Goal: In the listing below, find every line with the string "data" and pull it out.
○ ○ ○ ○ ○
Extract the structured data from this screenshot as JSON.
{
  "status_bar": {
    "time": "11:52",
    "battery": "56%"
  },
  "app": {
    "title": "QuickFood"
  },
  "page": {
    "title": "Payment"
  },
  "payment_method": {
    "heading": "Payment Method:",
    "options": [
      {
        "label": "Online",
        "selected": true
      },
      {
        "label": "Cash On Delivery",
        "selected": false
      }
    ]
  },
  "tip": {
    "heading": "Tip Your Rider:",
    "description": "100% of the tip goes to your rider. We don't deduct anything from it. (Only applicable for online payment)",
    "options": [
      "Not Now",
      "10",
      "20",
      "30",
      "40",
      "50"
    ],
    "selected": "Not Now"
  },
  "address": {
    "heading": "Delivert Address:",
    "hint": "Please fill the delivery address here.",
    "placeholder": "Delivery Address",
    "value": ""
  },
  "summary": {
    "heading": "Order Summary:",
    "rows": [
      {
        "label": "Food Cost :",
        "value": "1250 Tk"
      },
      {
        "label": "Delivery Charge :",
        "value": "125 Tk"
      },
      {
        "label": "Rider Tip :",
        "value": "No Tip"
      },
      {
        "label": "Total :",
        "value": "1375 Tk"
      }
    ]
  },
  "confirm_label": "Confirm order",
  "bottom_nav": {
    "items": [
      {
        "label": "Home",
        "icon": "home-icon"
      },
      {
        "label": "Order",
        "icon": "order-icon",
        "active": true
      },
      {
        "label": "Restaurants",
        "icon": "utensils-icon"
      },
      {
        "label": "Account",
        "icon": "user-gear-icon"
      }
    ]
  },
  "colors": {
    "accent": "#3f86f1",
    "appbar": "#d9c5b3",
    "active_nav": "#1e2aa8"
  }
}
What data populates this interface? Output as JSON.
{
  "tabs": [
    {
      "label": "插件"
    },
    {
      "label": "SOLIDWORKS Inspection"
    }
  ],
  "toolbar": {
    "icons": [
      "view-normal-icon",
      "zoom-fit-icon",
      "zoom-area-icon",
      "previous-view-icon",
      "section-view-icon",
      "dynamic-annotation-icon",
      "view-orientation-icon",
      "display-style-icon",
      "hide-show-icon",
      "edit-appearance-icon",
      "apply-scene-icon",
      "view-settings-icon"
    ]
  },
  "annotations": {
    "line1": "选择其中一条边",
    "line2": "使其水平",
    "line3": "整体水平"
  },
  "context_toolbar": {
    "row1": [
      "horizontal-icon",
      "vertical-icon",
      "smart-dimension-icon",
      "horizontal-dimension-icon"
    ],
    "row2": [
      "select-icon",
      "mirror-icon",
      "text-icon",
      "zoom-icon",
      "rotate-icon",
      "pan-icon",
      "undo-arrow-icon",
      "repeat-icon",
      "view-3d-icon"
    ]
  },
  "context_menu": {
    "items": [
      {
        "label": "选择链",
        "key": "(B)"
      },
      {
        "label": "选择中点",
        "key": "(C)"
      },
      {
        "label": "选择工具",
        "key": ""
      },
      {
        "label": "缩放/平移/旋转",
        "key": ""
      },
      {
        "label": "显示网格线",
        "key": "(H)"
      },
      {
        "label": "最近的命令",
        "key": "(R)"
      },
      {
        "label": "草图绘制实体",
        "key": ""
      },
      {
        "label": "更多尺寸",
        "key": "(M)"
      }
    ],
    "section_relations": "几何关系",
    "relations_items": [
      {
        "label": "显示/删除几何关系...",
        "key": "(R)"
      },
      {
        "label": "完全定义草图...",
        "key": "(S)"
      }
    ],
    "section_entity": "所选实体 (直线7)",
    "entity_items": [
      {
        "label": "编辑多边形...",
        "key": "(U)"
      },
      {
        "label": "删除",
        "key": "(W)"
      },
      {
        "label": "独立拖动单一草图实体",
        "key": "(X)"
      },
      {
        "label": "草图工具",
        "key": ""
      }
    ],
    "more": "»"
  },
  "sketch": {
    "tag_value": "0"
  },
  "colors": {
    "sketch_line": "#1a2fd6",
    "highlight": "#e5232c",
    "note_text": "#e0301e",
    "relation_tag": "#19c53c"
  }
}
○ ○ ○ ○ ○
Task solution:
Extract the structured data from this screenshot as JSON.
What data populates this interface? Output as JSON.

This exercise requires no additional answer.